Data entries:
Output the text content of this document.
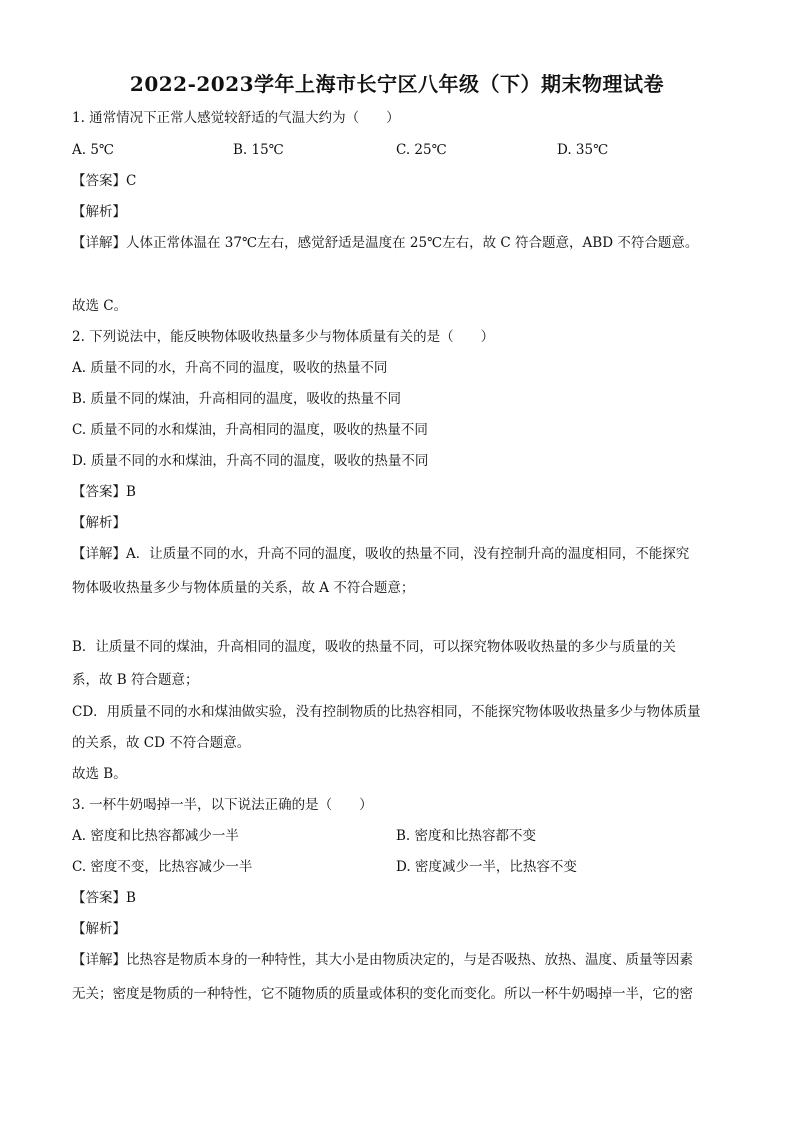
2022-2023学年上海市长宁区八年级（下）期末物理试卷
1. 通常情况下正常人感觉较舒适的气温大约为（　　）
A. 5℃	B. 15℃	C. 25℃	D. 35℃
【答案】C
【解析】
【详解】人体正常体温在 37℃左右，感觉舒适是温度在 25℃左右，故 C 符合题意，ABD 不符合题意。
故选 C。
2. 下列说法中，能反映物体吸收热量多少与物体质量有关的是（　　）
A. 质量不同的水，升高不同的温度，吸收的热量不同
B. 质量不同的煤油，升高相同的温度，吸收的热量不同
C. 质量不同的水和煤油，升高相同的温度，吸收的热量不同
D. 质量不同的水和煤油，升高不同的温度，吸收的热量不同
【答案】B
【解析】
【详解】A．让质量不同的水，升高不同的温度，吸收的热量不同，没有控制升高的温度相同，不能探究
物体吸收热量多少与物体质量的关系，故 A 不符合题意；
B．让质量不同的煤油，升高相同的温度，吸收的热量不同，可以探究物体吸收热量的多少与质量的关
系，故 B 符合题意；
CD．用质量不同的水和煤油做实验，没有控制物质的比热容相同，不能探究物体吸收热量多少与物体质量
的关系，故 CD 不符合题意。
故选 B。
3. 一杯牛奶喝掉一半，以下说法正确的是（　　）
A. 密度和比热容都减少一半	B. 密度和比热容都不变
C. 密度不变，比热容减少一半	D. 密度减少一半，比热容不变
【答案】B
【解析】
【详解】比热容是物质本身的一种特性，其大小是由物质决定的，与是否吸热、放热、温度、质量等因素
无关；密度是物质的一种特性，它不随物质的质量或体积的变化而变化。所以一杯牛奶喝掉一半，它的密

* Task to carry out *
Please set down each line of the data above exactly as written, without the pictures.

* Answer in full *
Output the text content of this document.
2022-2023学年上海市长宁区八年级（下）期末物理试卷
1. 通常情况下正常人感觉较舒适的气温大约为（　　）
A. 5℃	B. 15℃	C. 25℃	D. 35℃
【答案】C
【解析】
【详解】人体正常体温在 37℃左右，感觉舒适是温度在 25℃左右，故 C 符合题意，ABD 不符合题意。
故选 C。
2. 下列说法中，能反映物体吸收热量多少与物体质量有关的是（　　）
A. 质量不同的水，升高不同的温度，吸收的热量不同
B. 质量不同的煤油，升高相同的温度，吸收的热量不同
C. 质量不同的水和煤油，升高相同的温度，吸收的热量不同
D. 质量不同的水和煤油，升高不同的温度，吸收的热量不同
【答案】B
【解析】
【详解】A．让质量不同的水，升高不同的温度，吸收的热量不同，没有控制升高的温度相同，不能探究
物体吸收热量多少与物体质量的关系，故 A 不符合题意；
B．让质量不同的煤油，升高相同的温度，吸收的热量不同，可以探究物体吸收热量的多少与质量的关
系，故 B 符合题意；
CD．用质量不同的水和煤油做实验，没有控制物质的比热容相同，不能探究物体吸收热量多少与物体质量
的关系，故 CD 不符合题意。
故选 B。
3. 一杯牛奶喝掉一半，以下说法正确的是（　　）
A. 密度和比热容都减少一半	B. 密度和比热容都不变
C. 密度不变，比热容减少一半	D. 密度减少一半，比热容不变
【答案】B
【解析】
【详解】比热容是物质本身的一种特性，其大小是由物质决定的，与是否吸热、放热、温度、质量等因素
无关；密度是物质的一种特性，它不随物质的质量或体积的变化而变化。所以一杯牛奶喝掉一半，它的密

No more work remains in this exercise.